GIVEN EXERCISE
Leave out any picture and return the remaining listing below exactly as given.

DATA SUPPLIED
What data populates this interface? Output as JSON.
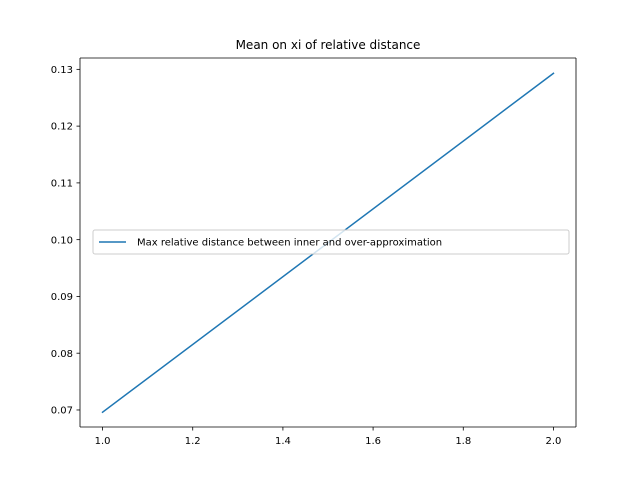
{
  "chart_data": {
    "type": "line",
    "title": "Mean on xi of relative distance",
    "xlabel": "",
    "ylabel": "",
    "xlim": [
      0.95,
      2.05
    ],
    "ylim": [
      0.067,
      0.132
    ],
    "x_ticks": [
      1.0,
      1.2,
      1.4,
      1.6,
      1.8,
      2.0
    ],
    "x_tick_labels": [
      "1.0",
      "1.2",
      "1.4",
      "1.6",
      "1.8",
      "2.0"
    ],
    "y_ticks": [
      0.07,
      0.08,
      0.09,
      0.1,
      0.11,
      0.12,
      0.13
    ],
    "y_tick_labels": [
      "0.07",
      "0.08",
      "0.09",
      "0.10",
      "0.11",
      "0.12",
      "0.13"
    ],
    "grid": false,
    "legend_position": "center-right",
    "series": [
      {
        "name": "Max relative distance between inner and over-approximation",
        "color": "#1f77b4",
        "x": [
          1.0,
          2.0
        ],
        "y": [
          0.0696,
          0.1293
        ]
      }
    ]
  }
}
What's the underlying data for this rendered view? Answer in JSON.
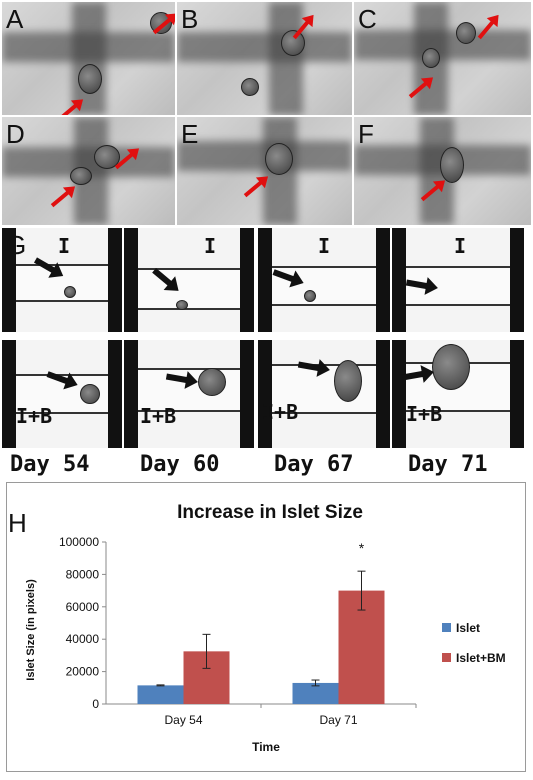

CORRECT RESULT
What data populates this interface? Output as JSON.
{
  "chart_data": {
    "type": "line",
    "title": "Mean on xi of relative distance",
    "xlabel": "",
    "ylabel": "",
    "xlim": [
      0.95,
      2.05
    ],
    "ylim": [
      0.067,
      0.132
    ],
    "x_ticks": [
      1.0,
      1.2,
      1.4,
      1.6,
      1.8,
      2.0
    ],
    "x_tick_labels": [
      "1.0",
      "1.2",
      "1.4",
      "1.6",
      "1.8",
      "2.0"
    ],
    "y_ticks": [
      0.07,
      0.08,
      0.09,
      0.1,
      0.11,
      0.12,
      0.13
    ],
    "y_tick_labels": [
      "0.07",
      "0.08",
      "0.09",
      "0.10",
      "0.11",
      "0.12",
      "0.13"
    ],
    "grid": false,
    "legend_position": "center-right",
    "series": [
      {
        "name": "Max relative distance between inner and over-approximation",
        "color": "#1f77b4",
        "x": [
          1.0,
          2.0
        ],
        "y": [
          0.0696,
          0.1293
        ]
      }
    ]
  }
}
What's the underlying data for this rendered view? Answer in JSON.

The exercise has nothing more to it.